• _DESCRIPTION OF THE TASK_: Every line holding the string "this" should be gathered.

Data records

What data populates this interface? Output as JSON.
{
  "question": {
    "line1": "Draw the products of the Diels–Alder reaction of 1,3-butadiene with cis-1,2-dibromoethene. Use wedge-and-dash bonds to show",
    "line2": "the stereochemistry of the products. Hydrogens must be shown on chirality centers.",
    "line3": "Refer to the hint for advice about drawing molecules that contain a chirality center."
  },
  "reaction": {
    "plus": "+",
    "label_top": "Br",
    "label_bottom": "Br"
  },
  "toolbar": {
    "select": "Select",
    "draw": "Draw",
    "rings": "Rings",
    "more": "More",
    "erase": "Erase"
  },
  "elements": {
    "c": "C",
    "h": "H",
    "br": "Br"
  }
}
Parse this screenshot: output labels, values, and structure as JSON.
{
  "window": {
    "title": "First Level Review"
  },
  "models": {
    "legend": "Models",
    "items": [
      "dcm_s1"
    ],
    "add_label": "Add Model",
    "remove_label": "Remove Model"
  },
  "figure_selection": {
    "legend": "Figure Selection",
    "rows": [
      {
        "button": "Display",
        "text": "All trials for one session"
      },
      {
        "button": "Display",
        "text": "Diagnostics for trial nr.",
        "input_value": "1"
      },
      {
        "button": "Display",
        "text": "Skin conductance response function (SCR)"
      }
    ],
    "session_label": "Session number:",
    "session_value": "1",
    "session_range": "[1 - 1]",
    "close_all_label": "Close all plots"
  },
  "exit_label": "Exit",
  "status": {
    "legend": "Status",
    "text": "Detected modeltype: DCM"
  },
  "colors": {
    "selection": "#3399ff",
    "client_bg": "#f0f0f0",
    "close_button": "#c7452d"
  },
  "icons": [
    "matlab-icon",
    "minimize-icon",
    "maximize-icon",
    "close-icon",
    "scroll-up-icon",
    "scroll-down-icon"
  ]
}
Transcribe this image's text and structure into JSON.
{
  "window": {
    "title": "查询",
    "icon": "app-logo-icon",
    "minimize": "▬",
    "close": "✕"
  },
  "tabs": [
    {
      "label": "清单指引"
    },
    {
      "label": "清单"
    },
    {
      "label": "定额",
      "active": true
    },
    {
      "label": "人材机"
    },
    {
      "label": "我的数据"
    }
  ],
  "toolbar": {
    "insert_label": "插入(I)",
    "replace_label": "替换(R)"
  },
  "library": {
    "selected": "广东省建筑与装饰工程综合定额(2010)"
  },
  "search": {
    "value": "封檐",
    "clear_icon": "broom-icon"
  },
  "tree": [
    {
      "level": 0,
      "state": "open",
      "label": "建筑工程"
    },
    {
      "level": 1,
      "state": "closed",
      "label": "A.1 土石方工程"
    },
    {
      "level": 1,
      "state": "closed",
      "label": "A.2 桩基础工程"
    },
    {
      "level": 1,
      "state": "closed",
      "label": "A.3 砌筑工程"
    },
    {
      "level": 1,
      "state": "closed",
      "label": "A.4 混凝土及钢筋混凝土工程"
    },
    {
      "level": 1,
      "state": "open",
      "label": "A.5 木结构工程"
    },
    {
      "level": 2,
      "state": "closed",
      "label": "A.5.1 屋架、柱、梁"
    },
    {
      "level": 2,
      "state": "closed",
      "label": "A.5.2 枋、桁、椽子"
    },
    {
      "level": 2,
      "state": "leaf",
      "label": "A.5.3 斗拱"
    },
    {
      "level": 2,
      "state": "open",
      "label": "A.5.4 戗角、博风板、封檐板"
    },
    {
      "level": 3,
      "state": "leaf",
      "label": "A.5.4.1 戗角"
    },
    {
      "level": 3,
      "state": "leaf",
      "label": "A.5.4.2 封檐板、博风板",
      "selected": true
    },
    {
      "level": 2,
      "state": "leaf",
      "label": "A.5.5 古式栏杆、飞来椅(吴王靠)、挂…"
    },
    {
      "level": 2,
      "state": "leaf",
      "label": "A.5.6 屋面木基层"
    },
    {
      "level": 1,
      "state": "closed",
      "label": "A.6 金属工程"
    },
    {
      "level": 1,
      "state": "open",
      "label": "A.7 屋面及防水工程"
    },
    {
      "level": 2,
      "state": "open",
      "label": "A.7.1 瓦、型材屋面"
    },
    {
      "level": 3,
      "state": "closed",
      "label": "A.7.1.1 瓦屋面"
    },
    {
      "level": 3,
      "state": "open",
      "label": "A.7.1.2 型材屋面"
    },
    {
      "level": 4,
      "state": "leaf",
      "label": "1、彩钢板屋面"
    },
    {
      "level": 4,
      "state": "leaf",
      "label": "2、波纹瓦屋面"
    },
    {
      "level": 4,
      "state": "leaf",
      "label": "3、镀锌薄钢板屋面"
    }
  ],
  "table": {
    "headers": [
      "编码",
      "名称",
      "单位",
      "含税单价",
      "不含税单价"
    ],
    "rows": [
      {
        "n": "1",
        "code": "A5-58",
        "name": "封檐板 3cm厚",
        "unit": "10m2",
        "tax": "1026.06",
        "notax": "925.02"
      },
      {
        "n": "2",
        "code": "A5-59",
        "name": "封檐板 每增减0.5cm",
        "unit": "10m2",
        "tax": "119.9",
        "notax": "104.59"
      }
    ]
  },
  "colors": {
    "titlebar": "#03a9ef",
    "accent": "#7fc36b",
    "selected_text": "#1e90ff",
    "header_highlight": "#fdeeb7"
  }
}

• _EXERCISE ANSWER_:
What data populates this interface? Output as JSON.
Parse this screenshot: output labels, values, and structure as JSON.
Transcribe this image's text and structure into JSON.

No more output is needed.